>> start SOURCE RECORDS

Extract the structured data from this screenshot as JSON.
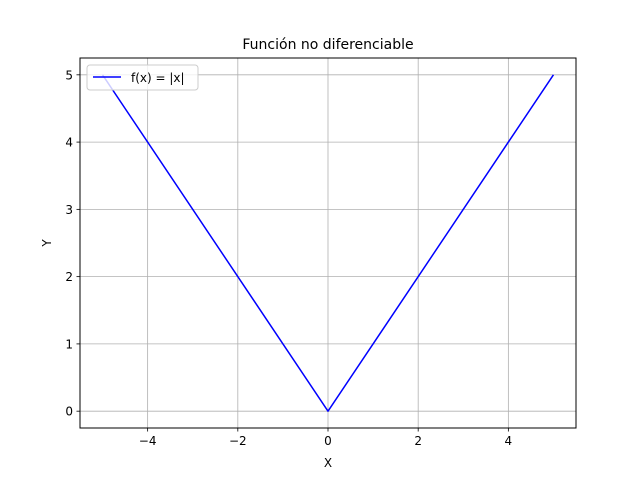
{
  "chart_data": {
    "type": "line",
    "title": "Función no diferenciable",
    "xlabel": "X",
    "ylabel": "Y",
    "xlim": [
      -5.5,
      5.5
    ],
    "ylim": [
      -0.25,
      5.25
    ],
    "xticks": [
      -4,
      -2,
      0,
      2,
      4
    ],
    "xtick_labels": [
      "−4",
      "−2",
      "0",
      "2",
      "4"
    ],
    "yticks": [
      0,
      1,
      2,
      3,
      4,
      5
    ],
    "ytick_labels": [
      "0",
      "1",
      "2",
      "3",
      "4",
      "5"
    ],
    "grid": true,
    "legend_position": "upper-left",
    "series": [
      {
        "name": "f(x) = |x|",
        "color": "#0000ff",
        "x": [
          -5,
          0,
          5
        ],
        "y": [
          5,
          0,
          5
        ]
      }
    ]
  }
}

>> end SOURCE RECORDS

- EXERCISE
Leave out the pictures and print each record exactly as it stands.

- REPLY
Extract the structured data from this screenshot as JSON.
{
  "chart_data": {
    "type": "line",
    "title": "Función no diferenciable",
    "xlabel": "X",
    "ylabel": "Y",
    "xlim": [
      -5.5,
      5.5
    ],
    "ylim": [
      -0.25,
      5.25
    ],
    "xticks": [
      -4,
      -2,
      0,
      2,
      4
    ],
    "xtick_labels": [
      "−4",
      "−2",
      "0",
      "2",
      "4"
    ],
    "yticks": [
      0,
      1,
      2,
      3,
      4,
      5
    ],
    "ytick_labels": [
      "0",
      "1",
      "2",
      "3",
      "4",
      "5"
    ],
    "grid": true,
    "legend_position": "upper-left",
    "series": [
      {
        "name": "f(x) = |x|",
        "color": "#0000ff",
        "x": [
          -5,
          0,
          5
        ],
        "y": [
          5,
          0,
          5
        ]
      }
    ]
  }
}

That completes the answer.